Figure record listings
________________________________________

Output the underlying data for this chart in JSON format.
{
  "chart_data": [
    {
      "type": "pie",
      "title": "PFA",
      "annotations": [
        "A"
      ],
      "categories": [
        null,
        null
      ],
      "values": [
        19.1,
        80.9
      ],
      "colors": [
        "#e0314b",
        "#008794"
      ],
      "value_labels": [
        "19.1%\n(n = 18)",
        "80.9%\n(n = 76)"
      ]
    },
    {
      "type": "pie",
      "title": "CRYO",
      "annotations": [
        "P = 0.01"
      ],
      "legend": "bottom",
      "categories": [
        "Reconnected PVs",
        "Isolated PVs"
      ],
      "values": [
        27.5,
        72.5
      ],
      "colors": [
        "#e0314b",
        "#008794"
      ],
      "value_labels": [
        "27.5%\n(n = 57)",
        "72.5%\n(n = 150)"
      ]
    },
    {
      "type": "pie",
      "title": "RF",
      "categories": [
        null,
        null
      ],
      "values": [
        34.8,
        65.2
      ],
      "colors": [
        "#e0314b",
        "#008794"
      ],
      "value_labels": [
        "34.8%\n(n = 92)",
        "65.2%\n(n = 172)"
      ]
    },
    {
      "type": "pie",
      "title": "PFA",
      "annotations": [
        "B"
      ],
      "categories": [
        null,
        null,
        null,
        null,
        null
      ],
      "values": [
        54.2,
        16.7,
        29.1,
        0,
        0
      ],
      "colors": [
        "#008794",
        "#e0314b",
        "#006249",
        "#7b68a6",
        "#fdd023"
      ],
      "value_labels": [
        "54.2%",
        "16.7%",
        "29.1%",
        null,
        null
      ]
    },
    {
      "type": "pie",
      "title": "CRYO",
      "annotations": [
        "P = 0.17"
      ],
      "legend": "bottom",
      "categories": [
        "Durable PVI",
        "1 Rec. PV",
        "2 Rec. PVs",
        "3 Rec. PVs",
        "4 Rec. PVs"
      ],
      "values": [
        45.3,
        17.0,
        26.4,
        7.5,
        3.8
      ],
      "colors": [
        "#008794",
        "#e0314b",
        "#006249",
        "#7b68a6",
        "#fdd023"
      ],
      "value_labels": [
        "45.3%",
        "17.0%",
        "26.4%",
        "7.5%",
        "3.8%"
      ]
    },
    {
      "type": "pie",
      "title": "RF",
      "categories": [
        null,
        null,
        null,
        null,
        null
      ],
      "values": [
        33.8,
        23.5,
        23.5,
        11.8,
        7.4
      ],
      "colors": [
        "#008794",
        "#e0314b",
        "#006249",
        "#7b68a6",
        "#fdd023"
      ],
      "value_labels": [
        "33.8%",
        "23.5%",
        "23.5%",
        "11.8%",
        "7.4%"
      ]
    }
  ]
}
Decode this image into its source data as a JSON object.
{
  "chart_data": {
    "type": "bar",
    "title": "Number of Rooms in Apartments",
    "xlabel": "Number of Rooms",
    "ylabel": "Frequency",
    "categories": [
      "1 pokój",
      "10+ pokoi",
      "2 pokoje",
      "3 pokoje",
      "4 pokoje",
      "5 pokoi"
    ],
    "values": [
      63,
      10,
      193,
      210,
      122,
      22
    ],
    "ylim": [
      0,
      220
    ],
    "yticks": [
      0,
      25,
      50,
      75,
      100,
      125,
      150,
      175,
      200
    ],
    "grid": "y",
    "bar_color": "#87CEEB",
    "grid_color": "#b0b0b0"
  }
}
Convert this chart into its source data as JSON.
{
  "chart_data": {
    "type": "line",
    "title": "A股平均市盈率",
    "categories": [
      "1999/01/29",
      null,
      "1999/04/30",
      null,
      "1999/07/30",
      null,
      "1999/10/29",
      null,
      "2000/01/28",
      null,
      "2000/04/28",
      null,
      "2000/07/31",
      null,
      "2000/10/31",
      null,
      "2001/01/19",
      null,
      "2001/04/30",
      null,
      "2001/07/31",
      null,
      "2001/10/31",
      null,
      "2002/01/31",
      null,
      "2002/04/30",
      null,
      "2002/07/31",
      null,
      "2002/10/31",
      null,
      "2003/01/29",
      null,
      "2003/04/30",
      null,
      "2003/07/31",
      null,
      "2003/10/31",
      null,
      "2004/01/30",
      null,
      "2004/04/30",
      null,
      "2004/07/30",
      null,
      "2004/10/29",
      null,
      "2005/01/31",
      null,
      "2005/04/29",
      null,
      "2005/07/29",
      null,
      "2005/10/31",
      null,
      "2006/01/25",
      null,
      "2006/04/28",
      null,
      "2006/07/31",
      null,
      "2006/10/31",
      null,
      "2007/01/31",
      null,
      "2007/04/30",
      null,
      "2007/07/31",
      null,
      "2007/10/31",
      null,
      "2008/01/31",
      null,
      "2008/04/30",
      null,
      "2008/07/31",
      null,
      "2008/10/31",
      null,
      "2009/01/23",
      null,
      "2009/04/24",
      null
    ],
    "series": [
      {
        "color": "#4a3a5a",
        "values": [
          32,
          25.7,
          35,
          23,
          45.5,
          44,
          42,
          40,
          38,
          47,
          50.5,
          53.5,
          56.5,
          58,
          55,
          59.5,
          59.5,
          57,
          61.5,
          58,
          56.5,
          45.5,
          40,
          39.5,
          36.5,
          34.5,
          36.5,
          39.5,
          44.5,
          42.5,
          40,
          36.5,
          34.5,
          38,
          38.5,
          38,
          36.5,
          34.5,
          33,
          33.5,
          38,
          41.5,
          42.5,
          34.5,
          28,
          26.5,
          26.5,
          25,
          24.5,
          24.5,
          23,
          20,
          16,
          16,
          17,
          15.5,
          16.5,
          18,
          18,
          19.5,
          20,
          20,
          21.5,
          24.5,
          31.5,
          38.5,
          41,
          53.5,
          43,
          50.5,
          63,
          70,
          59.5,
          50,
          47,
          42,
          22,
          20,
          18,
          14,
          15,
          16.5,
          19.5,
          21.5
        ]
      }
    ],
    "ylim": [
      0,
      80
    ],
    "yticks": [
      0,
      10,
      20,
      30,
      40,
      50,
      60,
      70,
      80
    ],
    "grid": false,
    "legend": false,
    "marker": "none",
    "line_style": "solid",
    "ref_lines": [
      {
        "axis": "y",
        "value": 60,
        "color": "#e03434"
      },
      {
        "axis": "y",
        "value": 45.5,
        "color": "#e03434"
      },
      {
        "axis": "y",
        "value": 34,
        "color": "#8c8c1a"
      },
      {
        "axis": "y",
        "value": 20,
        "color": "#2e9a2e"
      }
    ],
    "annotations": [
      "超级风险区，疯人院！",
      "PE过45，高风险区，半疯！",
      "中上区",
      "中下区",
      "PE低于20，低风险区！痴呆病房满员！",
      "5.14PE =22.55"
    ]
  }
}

________________________________________

**Task brief:**
Copy each line above that contains the word "this".

**Response to the task:**
Output the underlying data for this chart in JSON format.
Decode this image into its source data as a JSON object.
Convert this chart into its source data as JSON.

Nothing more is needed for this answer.